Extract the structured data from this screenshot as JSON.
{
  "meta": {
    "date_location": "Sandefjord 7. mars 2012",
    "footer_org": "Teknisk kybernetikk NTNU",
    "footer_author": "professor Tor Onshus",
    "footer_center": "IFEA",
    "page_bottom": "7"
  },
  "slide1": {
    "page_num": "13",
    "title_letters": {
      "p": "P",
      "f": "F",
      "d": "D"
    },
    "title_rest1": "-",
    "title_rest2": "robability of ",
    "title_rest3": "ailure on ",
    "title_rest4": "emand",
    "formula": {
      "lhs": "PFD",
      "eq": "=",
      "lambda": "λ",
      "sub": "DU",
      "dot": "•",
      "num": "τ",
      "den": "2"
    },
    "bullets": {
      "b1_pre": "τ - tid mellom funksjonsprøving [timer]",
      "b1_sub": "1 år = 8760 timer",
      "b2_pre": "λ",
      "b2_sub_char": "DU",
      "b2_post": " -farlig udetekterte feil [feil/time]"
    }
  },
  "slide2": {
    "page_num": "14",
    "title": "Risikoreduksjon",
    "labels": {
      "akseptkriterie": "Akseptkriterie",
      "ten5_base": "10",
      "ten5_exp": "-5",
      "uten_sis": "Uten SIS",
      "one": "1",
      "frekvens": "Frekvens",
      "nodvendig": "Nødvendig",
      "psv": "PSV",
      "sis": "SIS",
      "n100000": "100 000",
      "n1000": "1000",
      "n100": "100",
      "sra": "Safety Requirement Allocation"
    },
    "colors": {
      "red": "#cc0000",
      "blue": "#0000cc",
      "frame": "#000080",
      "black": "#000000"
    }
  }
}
+ + +
> [EXERCISE DIRECTIONS] Exactly as shown, repeat every record.

> [RESPONSE]
Extract the structured data from this screenshot as JSON.
{
  "meta": {
    "date_location": "Sandefjord 7. mars 2012",
    "footer_org": "Teknisk kybernetikk NTNU",
    "footer_author": "professor Tor Onshus",
    "footer_center": "IFEA",
    "page_bottom": "7"
  },
  "slide1": {
    "page_num": "13",
    "title_letters": {
      "p": "P",
      "f": "F",
      "d": "D"
    },
    "title_rest1": "-",
    "title_rest2": "robability of ",
    "title_rest3": "ailure on ",
    "title_rest4": "emand",
    "formula": {
      "lhs": "PFD",
      "eq": "=",
      "lambda": "λ",
      "sub": "DU",
      "dot": "•",
      "num": "τ",
      "den": "2"
    },
    "bullets": {
      "b1_pre": "τ - tid mellom funksjonsprøving [timer]",
      "b1_sub": "1 år = 8760 timer",
      "b2_pre": "λ",
      "b2_sub_char": "DU",
      "b2_post": " -farlig udetekterte feil [feil/time]"
    }
  },
  "slide2": {
    "page_num": "14",
    "title": "Risikoreduksjon",
    "labels": {
      "akseptkriterie": "Akseptkriterie",
      "ten5_base": "10",
      "ten5_exp": "-5",
      "uten_sis": "Uten SIS",
      "one": "1",
      "frekvens": "Frekvens",
      "nodvendig": "Nødvendig",
      "psv": "PSV",
      "sis": "SIS",
      "n100000": "100 000",
      "n1000": "1000",
      "n100": "100",
      "sra": "Safety Requirement Allocation"
    },
    "colors": {
      "red": "#cc0000",
      "blue": "#0000cc",
      "frame": "#000080",
      "black": "#000000"
    }
  }
}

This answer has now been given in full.